__Set problem__
Using the listing below, copy every line that mentions "this".

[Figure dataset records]

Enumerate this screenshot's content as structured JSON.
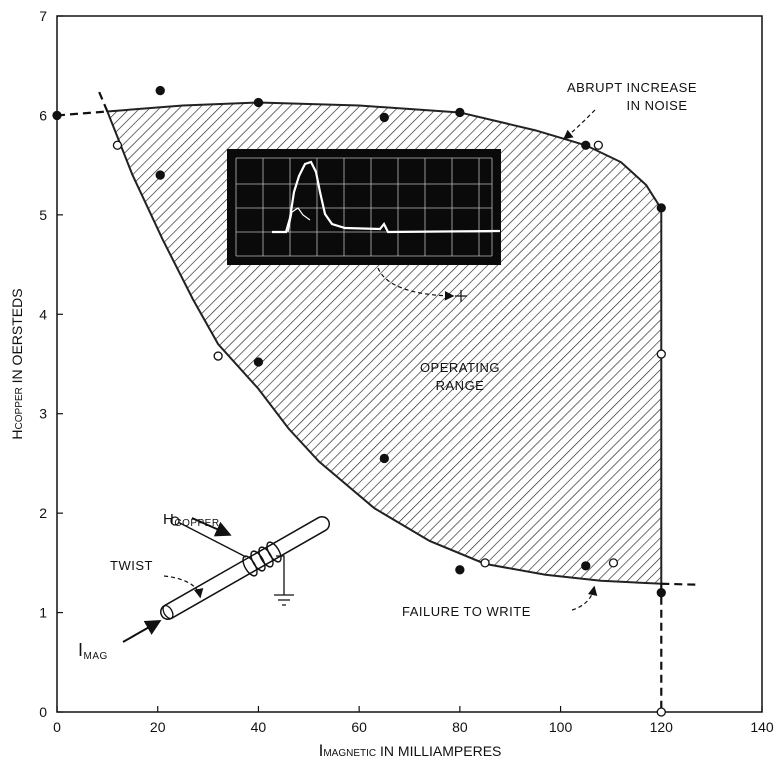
{
  "chart_data": {
    "type": "scatter",
    "x_label": {
      "main": "I",
      "sub": "MAGNETIC",
      "rest": "IN MILLIAMPERES"
    },
    "y_label": {
      "main": "H",
      "sub": "COPPER",
      "rest": "IN OERSTEDS"
    },
    "xlim": [
      0,
      140
    ],
    "ylim": [
      0,
      7
    ],
    "xticks": [
      0,
      20,
      40,
      60,
      80,
      100,
      120,
      140
    ],
    "yticks": [
      0,
      1,
      2,
      3,
      4,
      5,
      6,
      7
    ],
    "series": [
      {
        "marker": "filled",
        "color": "#111111",
        "x": [
          0,
          20.5,
          20.5,
          40,
          40,
          65,
          65,
          80,
          80,
          105,
          105,
          120,
          120
        ],
        "y": [
          6.0,
          6.25,
          5.4,
          6.13,
          3.52,
          5.98,
          2.55,
          6.03,
          1.43,
          5.7,
          1.47,
          5.07,
          1.2
        ]
      },
      {
        "marker": "open",
        "color": "#111111",
        "x": [
          12,
          32,
          85,
          107.5,
          110.5,
          120,
          120
        ],
        "y": [
          5.7,
          3.58,
          1.5,
          5.7,
          1.5,
          3.6,
          0
        ]
      }
    ],
    "region": {
      "color": "#222222",
      "x": [
        10,
        25,
        40,
        60,
        80,
        95,
        105,
        112,
        117,
        120,
        120,
        108,
        97,
        85,
        74,
        63,
        52,
        46,
        40,
        32,
        27,
        21,
        15,
        10
      ],
      "y": [
        6.04,
        6.1,
        6.13,
        6.1,
        6.03,
        5.85,
        5.7,
        5.53,
        5.3,
        5.06,
        1.29,
        1.32,
        1.38,
        1.49,
        1.72,
        2.05,
        2.52,
        2.85,
        3.25,
        3.7,
        4.15,
        4.75,
        5.4,
        6.04
      ]
    },
    "dashed_lines": [
      {
        "x": [
          0,
          10
        ],
        "y": [
          6.0,
          6.04
        ]
      },
      {
        "x": [
          10,
          8
        ],
        "y": [
          6.04,
          6.28
        ]
      },
      {
        "x": [
          120,
          127.5
        ],
        "y": [
          1.29,
          1.28
        ]
      },
      {
        "x": [
          120,
          120
        ],
        "y": [
          1.29,
          0
        ]
      }
    ],
    "annotations": [
      {
        "lines": [
          "ABRUPT INCREASE",
          "IN NOISE"
        ]
      },
      {
        "lines": [
          "OPERATING",
          "RANGE"
        ]
      },
      {
        "lines": [
          "FAILURE TO WRITE"
        ]
      }
    ],
    "inset_labels": {
      "h_copper": {
        "main": "H",
        "sub": "COPPER"
      },
      "twist": "TWIST",
      "i_mag": {
        "main": "I",
        "sub": "MAG"
      }
    }
  }
}
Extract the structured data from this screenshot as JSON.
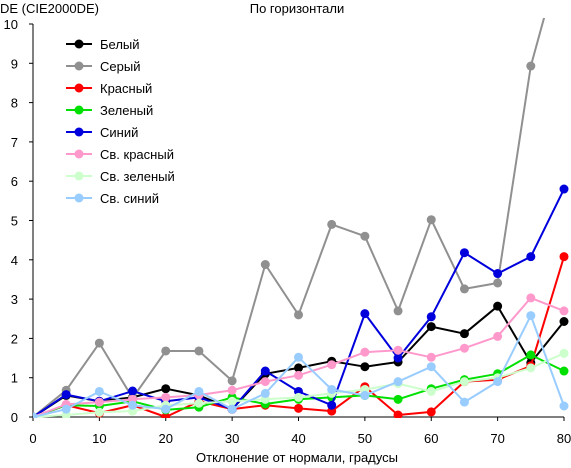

__Exercise result__
Enumerate this screenshot's content as structured JSON.
Extract the structured data from this screenshot as JSON.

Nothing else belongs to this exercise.